The problem ▸
Extract every line where the string "this" appears.

━━━━━━━━━━━━━━━━

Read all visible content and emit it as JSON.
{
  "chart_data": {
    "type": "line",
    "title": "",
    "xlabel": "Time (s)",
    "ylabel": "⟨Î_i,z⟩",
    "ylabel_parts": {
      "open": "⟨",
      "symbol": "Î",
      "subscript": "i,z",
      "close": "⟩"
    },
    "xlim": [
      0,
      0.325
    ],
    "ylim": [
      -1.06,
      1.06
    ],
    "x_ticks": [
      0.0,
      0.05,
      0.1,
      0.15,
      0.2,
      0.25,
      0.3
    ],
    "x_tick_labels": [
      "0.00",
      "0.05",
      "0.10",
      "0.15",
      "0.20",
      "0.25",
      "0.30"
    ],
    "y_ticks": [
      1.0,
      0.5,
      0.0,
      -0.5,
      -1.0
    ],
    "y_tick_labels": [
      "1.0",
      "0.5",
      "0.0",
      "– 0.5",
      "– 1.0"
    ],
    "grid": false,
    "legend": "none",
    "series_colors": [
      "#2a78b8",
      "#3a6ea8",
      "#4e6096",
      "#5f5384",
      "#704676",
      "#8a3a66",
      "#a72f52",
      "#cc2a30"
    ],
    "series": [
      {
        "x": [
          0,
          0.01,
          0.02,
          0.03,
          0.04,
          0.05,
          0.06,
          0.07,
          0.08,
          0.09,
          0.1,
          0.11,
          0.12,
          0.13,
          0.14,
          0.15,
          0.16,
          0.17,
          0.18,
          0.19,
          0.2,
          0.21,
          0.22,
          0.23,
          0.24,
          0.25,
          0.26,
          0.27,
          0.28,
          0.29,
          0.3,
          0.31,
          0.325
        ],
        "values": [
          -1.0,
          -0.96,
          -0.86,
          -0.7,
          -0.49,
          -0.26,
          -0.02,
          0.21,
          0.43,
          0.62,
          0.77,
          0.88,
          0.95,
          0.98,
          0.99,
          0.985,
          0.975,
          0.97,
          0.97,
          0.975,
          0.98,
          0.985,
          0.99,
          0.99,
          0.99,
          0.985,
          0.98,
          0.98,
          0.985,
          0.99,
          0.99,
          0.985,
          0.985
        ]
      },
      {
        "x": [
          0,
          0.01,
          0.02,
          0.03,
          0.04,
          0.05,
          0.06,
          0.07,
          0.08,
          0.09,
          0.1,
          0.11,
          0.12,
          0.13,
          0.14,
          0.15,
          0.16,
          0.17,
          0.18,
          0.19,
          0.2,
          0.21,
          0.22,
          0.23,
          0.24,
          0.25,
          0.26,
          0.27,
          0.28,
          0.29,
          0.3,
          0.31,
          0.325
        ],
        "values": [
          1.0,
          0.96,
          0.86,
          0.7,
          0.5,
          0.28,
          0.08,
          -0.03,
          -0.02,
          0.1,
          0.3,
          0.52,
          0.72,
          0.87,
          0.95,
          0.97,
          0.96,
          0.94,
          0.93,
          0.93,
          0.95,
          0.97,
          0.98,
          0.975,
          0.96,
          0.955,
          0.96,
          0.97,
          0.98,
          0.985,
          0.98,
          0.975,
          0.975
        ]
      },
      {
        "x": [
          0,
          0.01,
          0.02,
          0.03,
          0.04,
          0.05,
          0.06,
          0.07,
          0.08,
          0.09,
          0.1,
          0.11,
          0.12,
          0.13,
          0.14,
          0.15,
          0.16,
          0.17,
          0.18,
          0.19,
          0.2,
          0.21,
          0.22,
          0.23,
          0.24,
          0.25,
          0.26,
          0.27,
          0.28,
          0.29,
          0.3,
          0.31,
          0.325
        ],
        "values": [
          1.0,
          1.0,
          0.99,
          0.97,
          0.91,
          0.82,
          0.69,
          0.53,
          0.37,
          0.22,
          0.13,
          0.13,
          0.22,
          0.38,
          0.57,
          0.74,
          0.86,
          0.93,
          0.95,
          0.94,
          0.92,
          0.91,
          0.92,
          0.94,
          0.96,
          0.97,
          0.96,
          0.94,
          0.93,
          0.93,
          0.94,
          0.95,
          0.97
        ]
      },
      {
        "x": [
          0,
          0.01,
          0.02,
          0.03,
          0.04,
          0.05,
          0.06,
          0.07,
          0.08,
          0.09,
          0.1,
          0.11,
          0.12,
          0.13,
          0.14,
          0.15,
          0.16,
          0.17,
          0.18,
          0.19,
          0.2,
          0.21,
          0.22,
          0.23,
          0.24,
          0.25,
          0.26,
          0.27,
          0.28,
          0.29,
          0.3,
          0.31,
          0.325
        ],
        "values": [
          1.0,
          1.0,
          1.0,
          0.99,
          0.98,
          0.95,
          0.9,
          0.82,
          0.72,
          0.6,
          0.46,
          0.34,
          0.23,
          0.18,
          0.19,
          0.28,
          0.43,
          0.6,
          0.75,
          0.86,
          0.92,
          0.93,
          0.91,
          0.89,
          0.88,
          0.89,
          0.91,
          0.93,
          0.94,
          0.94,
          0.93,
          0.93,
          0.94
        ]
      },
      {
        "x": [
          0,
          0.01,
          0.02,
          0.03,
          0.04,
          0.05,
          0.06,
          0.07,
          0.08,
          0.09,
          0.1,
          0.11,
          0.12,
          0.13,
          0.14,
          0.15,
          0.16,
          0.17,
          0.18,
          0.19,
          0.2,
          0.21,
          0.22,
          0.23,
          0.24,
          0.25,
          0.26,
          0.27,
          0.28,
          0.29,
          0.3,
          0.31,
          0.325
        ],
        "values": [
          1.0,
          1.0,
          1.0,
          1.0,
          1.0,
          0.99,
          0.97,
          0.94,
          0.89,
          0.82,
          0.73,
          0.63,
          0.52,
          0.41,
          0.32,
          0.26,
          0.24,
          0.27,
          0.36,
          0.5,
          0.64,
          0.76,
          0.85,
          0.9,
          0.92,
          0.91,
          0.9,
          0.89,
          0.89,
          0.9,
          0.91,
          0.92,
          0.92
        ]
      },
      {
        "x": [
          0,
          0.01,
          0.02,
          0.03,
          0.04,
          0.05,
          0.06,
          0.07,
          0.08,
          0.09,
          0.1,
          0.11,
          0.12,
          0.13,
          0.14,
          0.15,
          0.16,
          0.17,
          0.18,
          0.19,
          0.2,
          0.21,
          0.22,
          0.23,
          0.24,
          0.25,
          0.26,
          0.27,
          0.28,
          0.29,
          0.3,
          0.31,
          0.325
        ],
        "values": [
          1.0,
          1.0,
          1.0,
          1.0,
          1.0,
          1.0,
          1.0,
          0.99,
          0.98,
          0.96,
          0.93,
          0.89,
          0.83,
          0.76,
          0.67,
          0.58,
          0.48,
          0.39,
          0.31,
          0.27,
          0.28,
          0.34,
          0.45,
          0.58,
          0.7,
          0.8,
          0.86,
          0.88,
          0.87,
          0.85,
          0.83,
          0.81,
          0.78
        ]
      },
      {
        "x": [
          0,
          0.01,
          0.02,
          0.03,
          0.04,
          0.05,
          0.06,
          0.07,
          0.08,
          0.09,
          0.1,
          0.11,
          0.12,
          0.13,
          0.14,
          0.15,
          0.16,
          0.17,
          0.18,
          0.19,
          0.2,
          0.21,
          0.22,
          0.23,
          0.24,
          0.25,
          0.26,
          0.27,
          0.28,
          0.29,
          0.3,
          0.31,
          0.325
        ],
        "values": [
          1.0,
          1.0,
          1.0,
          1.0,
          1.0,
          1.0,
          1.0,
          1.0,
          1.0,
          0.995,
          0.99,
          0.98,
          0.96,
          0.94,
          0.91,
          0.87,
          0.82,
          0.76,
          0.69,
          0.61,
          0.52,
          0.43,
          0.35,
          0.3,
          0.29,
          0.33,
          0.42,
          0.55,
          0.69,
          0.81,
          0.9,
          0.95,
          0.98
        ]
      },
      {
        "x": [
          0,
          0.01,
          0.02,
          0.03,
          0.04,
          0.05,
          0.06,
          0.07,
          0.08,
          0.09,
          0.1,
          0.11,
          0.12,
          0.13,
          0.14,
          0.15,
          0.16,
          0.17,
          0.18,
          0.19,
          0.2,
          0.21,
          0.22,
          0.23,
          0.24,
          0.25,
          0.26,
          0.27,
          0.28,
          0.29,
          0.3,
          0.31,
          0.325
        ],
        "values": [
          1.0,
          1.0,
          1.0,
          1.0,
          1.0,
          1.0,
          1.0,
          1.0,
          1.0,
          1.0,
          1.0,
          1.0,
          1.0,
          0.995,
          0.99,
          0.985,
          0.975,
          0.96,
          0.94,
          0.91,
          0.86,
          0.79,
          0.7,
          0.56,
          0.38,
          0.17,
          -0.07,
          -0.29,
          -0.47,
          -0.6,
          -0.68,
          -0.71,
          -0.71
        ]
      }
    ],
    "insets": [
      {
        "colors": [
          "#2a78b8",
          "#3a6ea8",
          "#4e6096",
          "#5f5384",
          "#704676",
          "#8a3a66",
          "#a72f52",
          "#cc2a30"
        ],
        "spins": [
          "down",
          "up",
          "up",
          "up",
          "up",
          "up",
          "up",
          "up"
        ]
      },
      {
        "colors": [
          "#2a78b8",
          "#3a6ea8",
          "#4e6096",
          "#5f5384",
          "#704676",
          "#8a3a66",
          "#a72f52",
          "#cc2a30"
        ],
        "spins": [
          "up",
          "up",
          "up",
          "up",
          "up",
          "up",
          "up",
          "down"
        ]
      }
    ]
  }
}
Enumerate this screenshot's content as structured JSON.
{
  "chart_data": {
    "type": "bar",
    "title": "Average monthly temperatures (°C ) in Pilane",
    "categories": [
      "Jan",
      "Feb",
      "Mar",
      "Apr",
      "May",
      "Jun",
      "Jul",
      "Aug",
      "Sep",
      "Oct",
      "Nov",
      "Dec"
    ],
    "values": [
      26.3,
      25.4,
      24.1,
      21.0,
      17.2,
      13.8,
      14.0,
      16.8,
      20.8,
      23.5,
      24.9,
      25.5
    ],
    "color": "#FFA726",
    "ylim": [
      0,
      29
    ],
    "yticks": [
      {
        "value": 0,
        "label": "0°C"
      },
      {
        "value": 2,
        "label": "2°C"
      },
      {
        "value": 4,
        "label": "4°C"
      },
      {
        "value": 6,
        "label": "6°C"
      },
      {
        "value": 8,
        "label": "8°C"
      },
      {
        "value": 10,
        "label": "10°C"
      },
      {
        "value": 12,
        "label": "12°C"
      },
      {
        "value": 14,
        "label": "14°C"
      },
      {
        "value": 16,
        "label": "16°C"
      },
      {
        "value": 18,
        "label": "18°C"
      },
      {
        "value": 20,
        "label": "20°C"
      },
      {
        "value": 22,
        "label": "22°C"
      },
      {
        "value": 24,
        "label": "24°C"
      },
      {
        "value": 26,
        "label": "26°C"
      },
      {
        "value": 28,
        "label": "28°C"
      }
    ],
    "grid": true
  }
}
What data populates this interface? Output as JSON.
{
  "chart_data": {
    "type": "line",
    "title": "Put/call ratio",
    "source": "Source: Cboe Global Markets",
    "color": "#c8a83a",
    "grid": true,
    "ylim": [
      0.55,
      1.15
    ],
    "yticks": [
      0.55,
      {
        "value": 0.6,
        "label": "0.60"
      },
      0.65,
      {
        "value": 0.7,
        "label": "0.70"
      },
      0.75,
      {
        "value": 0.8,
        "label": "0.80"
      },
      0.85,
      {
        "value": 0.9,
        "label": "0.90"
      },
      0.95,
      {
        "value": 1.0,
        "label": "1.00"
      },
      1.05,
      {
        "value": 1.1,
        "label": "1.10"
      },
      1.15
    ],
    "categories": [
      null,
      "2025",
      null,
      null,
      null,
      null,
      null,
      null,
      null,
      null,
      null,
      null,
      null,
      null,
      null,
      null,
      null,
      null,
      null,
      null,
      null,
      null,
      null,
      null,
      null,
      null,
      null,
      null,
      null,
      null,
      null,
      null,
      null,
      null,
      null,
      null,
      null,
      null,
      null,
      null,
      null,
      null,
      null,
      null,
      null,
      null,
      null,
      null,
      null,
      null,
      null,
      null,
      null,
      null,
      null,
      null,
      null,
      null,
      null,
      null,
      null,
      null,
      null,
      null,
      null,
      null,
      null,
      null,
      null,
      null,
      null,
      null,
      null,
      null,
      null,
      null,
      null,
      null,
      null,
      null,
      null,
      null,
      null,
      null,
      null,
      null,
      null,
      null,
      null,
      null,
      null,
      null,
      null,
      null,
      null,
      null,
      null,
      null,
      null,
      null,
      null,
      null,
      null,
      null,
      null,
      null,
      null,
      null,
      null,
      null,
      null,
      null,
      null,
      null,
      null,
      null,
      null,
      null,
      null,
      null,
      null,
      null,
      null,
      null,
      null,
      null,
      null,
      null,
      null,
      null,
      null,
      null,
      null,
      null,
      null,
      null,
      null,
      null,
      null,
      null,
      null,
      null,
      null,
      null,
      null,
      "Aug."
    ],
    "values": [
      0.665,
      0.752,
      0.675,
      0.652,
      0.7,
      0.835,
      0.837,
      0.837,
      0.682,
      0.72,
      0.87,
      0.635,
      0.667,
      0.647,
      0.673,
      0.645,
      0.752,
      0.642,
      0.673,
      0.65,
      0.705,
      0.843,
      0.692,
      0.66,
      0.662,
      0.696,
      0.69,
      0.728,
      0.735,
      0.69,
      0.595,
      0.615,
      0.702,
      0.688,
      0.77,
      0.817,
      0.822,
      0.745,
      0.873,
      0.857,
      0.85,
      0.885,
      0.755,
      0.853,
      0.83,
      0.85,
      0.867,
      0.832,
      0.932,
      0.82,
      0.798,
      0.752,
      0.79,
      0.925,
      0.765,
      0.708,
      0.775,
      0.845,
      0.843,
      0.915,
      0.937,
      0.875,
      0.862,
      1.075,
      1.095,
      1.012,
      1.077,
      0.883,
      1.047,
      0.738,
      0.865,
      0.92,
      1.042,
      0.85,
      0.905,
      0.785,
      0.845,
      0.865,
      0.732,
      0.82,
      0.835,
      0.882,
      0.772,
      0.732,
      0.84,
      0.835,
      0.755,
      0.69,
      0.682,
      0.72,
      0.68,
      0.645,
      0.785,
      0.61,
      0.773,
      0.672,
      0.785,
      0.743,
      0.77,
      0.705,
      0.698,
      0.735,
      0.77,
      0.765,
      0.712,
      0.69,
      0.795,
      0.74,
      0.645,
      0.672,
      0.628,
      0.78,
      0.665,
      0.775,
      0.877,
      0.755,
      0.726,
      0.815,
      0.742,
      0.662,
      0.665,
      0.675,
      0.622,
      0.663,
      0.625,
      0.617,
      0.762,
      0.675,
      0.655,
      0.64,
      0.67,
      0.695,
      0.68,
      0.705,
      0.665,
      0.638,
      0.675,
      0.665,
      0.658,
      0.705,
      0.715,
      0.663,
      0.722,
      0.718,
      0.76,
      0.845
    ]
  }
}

━━━━━━━━━━━━━━━━

Result of the exercise ▸
Enumerate this screenshot's content as structured JSON.
What data populates this interface? Output as JSON.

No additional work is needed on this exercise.